[Records excerpted from a collection]
# # #

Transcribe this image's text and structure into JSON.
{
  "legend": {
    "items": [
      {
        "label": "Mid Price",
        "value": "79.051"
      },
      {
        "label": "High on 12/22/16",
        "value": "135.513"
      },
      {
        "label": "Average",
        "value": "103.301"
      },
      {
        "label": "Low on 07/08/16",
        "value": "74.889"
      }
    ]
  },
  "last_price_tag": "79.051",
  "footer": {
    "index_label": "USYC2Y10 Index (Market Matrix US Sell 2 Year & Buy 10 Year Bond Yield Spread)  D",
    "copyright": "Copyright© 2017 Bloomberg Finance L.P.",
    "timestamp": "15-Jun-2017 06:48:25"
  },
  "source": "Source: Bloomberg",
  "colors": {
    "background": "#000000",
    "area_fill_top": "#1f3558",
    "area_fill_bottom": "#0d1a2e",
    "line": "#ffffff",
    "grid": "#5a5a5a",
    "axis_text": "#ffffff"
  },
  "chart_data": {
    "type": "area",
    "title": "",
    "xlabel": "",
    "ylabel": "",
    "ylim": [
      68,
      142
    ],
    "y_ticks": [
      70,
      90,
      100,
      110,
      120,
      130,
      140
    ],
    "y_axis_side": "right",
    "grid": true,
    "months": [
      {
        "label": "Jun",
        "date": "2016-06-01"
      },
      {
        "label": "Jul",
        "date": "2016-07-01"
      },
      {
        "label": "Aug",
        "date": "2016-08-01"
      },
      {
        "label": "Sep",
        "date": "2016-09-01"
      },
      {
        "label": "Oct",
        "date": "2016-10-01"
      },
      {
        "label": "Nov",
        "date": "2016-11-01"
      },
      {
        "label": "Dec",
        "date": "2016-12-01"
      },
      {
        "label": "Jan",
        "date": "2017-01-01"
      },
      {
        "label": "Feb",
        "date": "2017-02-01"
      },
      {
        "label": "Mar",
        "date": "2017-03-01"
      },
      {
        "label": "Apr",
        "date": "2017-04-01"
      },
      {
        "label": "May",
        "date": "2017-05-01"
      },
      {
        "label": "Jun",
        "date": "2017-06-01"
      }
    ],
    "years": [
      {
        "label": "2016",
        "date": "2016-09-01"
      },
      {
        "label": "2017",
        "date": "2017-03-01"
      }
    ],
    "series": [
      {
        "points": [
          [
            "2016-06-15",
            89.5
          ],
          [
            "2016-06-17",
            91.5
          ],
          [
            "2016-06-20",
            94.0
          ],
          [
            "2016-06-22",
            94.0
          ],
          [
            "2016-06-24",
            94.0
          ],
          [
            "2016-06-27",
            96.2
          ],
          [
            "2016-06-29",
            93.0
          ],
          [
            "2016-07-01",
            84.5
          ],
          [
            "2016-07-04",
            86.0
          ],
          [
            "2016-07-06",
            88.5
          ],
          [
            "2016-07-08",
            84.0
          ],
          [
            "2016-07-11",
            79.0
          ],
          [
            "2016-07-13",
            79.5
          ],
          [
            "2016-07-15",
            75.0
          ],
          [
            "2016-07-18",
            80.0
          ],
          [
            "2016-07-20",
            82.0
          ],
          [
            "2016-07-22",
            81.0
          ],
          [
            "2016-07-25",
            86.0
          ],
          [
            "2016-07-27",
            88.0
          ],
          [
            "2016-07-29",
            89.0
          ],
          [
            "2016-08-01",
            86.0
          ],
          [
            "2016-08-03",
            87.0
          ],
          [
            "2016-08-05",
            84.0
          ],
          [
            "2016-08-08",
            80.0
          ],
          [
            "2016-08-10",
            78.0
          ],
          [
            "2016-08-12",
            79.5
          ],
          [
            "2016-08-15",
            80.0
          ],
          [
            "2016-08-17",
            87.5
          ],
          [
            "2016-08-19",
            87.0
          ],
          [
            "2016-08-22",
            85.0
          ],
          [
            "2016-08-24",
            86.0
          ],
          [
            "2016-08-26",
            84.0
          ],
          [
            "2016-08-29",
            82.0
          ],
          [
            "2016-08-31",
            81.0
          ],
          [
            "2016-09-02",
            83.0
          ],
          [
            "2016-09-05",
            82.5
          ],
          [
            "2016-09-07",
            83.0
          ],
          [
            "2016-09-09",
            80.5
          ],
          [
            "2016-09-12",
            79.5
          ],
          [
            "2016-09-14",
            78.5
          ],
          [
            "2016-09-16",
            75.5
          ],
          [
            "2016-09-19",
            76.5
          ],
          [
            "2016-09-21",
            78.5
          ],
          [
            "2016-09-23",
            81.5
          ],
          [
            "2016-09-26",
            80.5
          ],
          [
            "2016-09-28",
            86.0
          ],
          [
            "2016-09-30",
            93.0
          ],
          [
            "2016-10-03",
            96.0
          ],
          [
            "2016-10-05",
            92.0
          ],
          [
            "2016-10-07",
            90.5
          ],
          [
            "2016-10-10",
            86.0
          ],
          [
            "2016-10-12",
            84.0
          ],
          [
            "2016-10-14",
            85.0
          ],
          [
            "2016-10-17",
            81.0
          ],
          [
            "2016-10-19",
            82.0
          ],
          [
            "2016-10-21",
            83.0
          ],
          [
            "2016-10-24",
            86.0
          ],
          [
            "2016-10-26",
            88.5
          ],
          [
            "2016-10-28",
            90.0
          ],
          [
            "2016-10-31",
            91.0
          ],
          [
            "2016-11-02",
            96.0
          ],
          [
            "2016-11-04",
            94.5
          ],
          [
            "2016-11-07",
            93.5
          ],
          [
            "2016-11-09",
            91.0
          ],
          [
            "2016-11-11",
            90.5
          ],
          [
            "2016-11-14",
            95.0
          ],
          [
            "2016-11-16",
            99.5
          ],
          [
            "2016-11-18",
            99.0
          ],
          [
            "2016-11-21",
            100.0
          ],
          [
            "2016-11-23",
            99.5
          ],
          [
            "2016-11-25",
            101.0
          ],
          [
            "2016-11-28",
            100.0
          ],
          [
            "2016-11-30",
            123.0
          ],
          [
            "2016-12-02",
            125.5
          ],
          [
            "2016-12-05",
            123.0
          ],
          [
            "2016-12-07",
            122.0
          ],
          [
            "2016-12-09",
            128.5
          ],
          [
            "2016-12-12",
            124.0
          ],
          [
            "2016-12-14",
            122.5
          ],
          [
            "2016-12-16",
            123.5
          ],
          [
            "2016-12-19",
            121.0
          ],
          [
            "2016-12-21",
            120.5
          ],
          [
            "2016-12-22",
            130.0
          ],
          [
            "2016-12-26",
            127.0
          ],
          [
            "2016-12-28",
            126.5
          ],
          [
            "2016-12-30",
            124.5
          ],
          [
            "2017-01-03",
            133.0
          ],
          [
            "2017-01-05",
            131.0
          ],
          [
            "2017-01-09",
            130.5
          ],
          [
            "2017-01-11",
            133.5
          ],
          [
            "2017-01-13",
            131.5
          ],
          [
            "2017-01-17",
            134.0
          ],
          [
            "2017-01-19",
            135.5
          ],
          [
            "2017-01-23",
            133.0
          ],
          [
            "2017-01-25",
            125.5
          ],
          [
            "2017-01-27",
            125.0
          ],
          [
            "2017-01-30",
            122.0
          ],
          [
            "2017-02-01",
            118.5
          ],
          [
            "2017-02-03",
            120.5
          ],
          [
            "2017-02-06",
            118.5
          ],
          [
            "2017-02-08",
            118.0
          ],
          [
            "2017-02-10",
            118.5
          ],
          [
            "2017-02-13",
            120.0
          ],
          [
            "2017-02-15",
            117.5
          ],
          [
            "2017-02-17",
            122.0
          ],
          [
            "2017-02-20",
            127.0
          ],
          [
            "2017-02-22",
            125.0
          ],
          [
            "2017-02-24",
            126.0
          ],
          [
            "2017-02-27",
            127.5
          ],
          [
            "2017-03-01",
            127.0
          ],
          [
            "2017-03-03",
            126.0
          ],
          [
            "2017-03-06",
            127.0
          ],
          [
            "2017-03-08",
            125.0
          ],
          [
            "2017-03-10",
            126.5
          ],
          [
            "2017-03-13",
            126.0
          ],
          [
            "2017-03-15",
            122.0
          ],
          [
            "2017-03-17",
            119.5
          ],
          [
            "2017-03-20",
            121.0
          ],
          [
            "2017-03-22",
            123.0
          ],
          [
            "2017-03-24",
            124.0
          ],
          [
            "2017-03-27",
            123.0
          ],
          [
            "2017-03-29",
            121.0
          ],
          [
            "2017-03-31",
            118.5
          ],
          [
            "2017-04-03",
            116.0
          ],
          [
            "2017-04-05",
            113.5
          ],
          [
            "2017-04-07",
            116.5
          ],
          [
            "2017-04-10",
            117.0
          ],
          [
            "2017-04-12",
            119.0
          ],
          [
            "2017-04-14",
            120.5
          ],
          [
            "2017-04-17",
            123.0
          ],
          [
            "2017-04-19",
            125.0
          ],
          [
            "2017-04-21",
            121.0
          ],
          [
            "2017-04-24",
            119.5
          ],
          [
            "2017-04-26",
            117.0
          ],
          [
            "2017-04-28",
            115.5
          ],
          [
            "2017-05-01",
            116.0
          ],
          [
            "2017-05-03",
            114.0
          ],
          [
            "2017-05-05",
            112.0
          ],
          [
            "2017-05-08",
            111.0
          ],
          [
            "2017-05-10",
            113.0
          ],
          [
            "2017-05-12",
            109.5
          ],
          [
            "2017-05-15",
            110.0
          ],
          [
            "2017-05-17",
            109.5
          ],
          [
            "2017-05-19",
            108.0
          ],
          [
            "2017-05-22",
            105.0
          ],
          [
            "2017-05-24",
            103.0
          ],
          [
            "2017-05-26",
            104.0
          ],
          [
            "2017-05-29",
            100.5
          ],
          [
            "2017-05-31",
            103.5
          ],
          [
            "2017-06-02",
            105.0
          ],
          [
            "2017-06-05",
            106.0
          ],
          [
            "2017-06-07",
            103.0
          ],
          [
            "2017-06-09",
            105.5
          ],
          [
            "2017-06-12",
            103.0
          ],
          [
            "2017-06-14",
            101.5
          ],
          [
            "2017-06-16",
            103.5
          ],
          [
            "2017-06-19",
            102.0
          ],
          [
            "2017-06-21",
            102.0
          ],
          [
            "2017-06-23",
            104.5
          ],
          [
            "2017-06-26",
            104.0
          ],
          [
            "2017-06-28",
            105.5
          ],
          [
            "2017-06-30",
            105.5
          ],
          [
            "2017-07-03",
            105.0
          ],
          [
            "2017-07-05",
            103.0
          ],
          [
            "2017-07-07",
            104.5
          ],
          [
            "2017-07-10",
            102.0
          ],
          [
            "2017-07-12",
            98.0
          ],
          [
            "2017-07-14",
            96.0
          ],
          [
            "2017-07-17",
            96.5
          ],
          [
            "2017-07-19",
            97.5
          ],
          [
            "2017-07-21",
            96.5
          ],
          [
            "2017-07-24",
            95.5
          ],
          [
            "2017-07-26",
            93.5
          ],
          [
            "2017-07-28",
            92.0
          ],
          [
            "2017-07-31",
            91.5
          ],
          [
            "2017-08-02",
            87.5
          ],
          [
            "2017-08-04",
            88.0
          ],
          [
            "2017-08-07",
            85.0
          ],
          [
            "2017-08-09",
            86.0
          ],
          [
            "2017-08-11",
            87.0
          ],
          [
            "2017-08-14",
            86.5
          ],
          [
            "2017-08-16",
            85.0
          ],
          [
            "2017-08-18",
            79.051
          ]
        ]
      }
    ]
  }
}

# # #

*Work to do*. Select all lines with the word "Bloomberg" from the entries above.

*Response to the exercise*.
    "copyright": "Copyright© 2017 Bloomberg Finance L.P.",
  "source": "Source: Bloomberg",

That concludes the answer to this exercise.